* Begin Data provided *

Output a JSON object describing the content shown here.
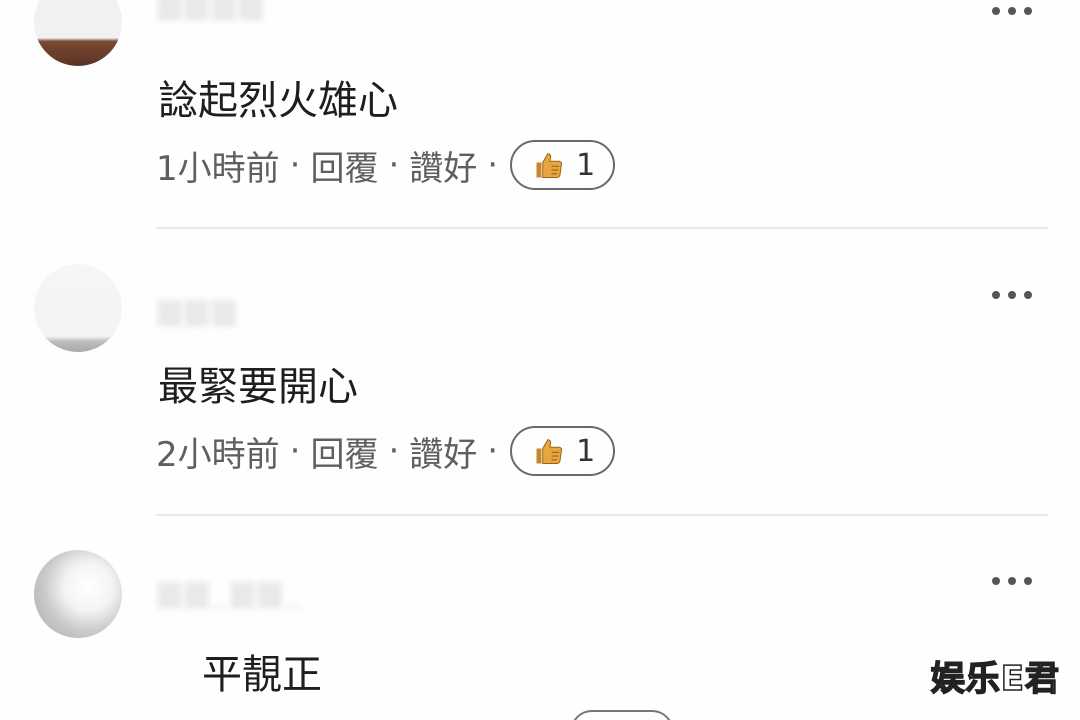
{
  "comments": [
    {
      "text": "諗起烈火雄心",
      "time": "1小時前",
      "reply_label": "回覆",
      "like_label": "讚好",
      "reaction_count": "1"
    },
    {
      "text": "最緊要開心",
      "time": "2小時前",
      "reply_label": "回覆",
      "like_label": "讚好",
      "reaction_count": "1"
    },
    {
      "text": "平靚正"
    }
  ],
  "separator": "·",
  "watermark": "娱乐E君",
  "colors": {
    "text": "#1e1e1e",
    "meta": "#5f5f5f",
    "thumb": "#e8a640",
    "divider": "#e8e8e8"
  },
  "icons": {
    "reaction": "thumbs-up-icon",
    "menu": "more-options-icon"
  }
}
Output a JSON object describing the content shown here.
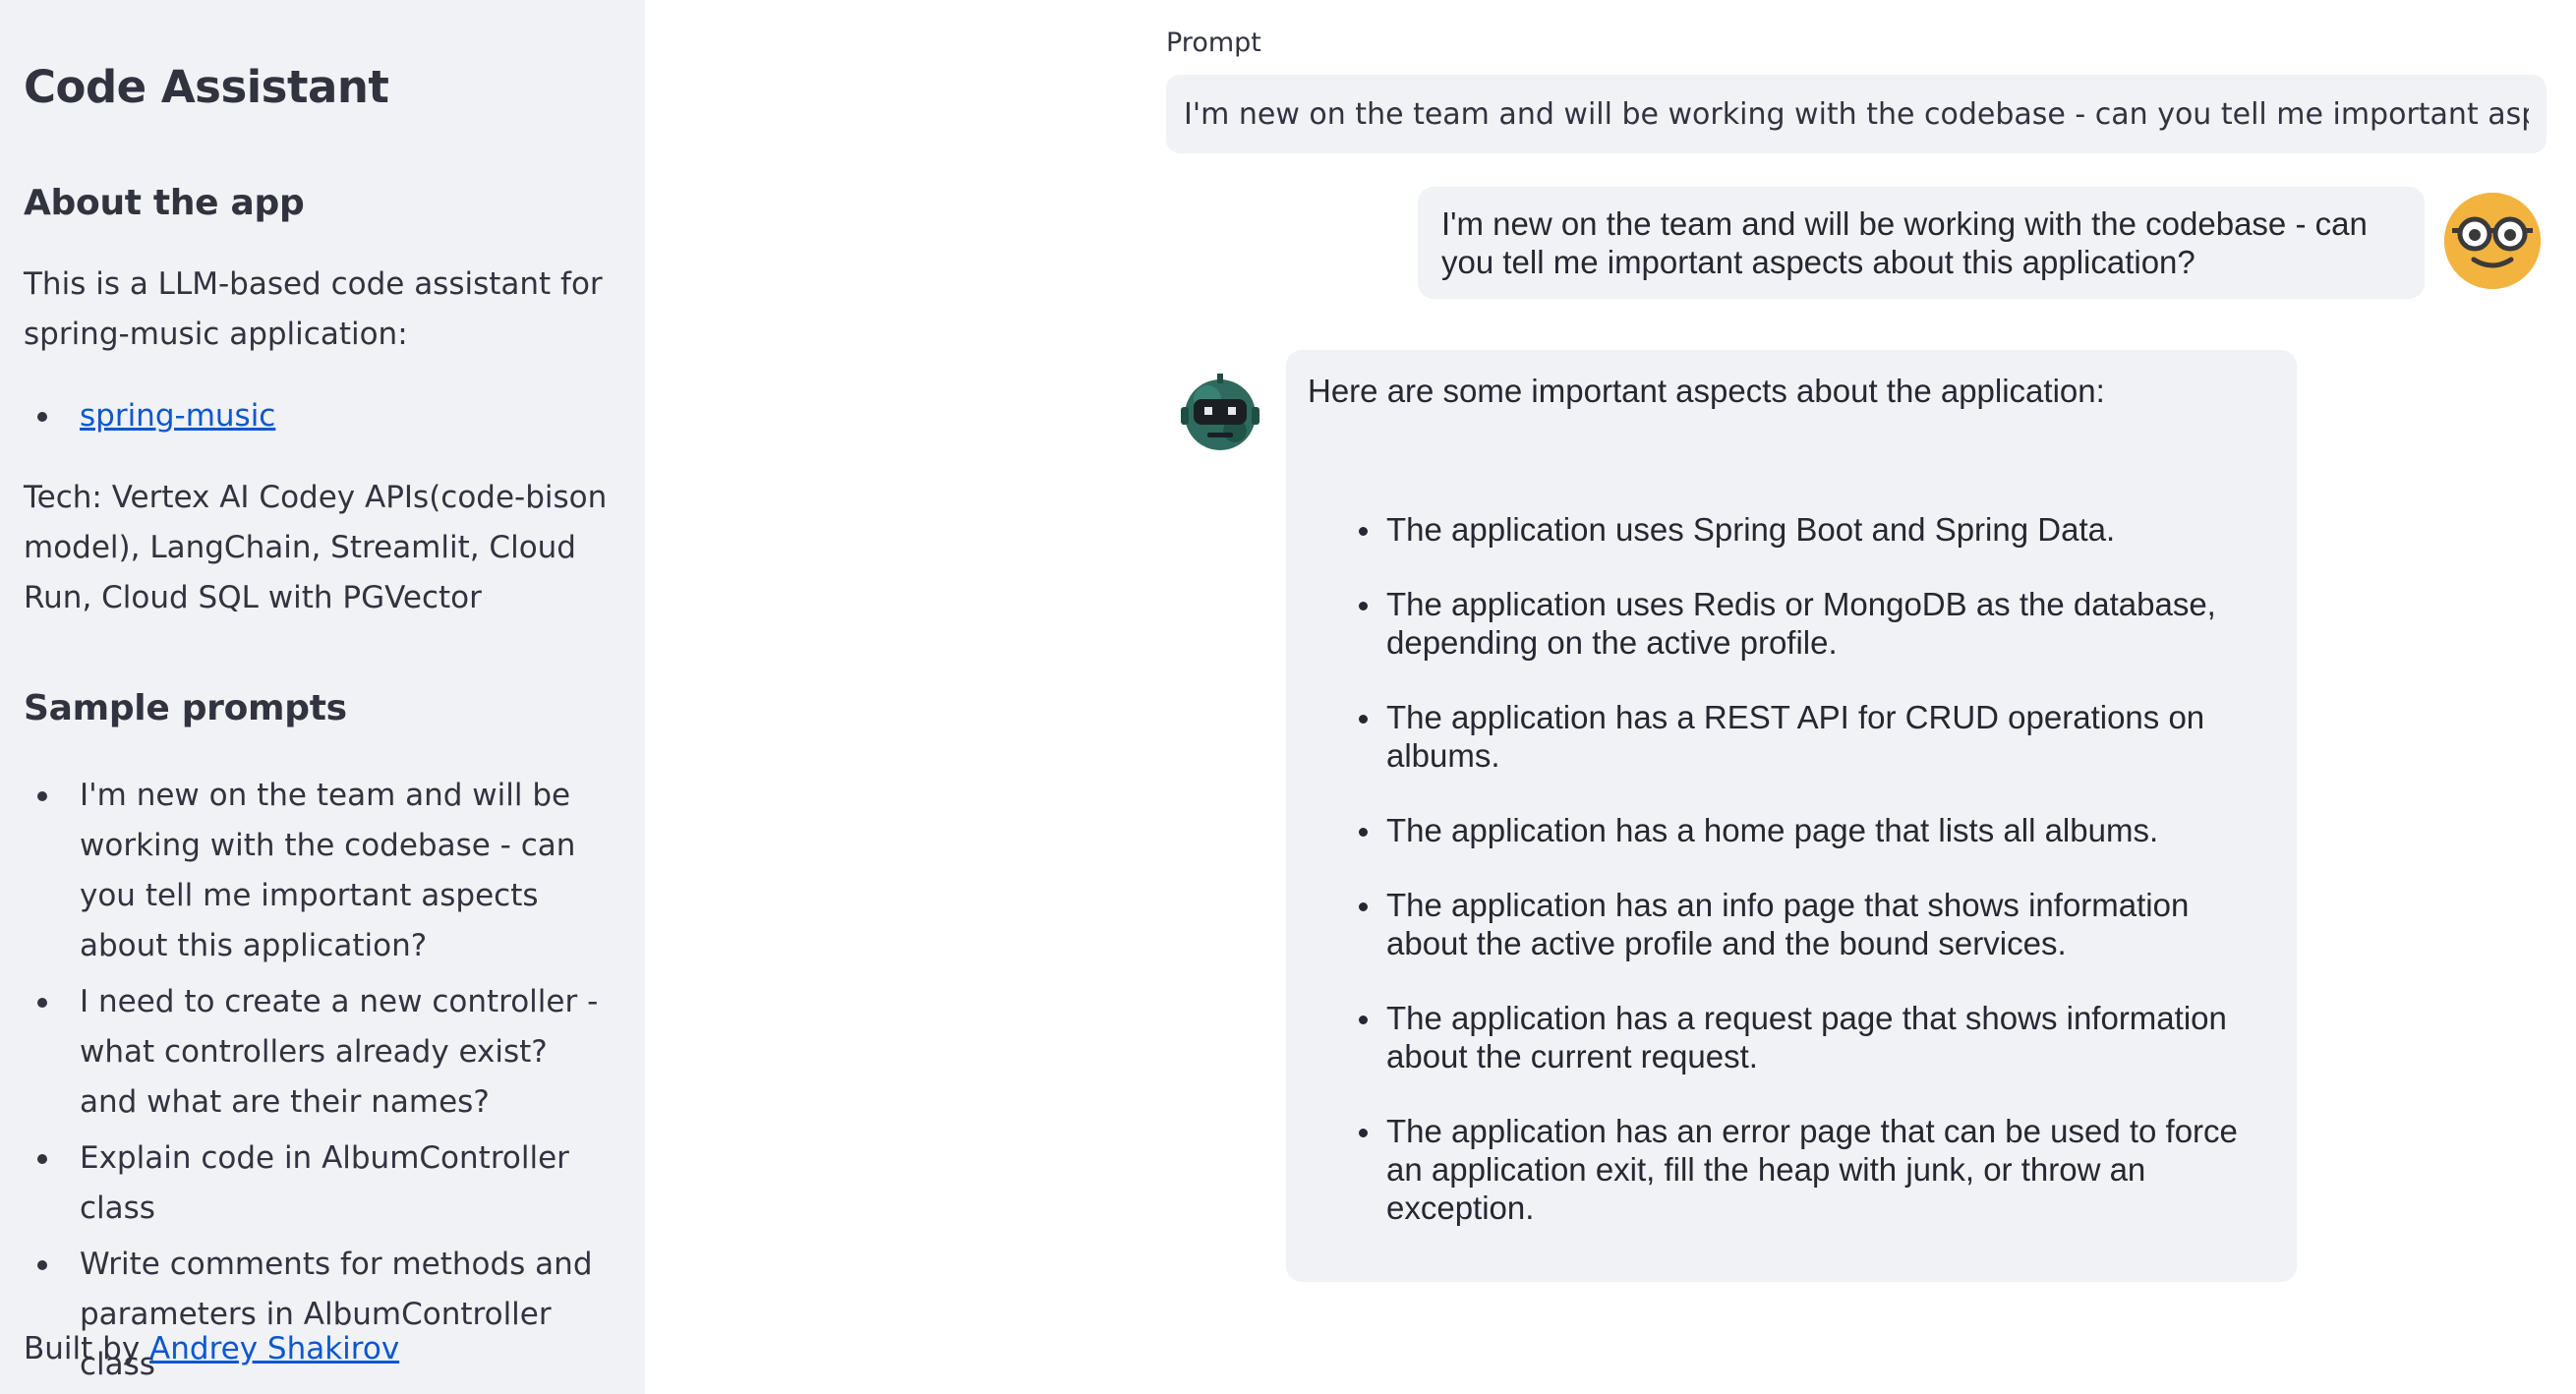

* End Data provided *

Above are records with pictures; repeat the records exactly and leave the pictures out.

#### [Full answer]
Output a JSON object describing the content shown here.
{
  "comments": [
    {
      "text": "諗起烈火雄心",
      "time": "1小時前",
      "reply_label": "回覆",
      "like_label": "讚好",
      "reaction_count": "1"
    },
    {
      "text": "最緊要開心",
      "time": "2小時前",
      "reply_label": "回覆",
      "like_label": "讚好",
      "reaction_count": "1"
    },
    {
      "text": "平靚正"
    }
  ],
  "separator": "·",
  "watermark": "娱乐E君",
  "colors": {
    "text": "#1e1e1e",
    "meta": "#5f5f5f",
    "thumb": "#e8a640",
    "divider": "#e8e8e8"
  },
  "icons": {
    "reaction": "thumbs-up-icon",
    "menu": "more-options-icon"
  }
}
Output a JSON object describing the content shown here.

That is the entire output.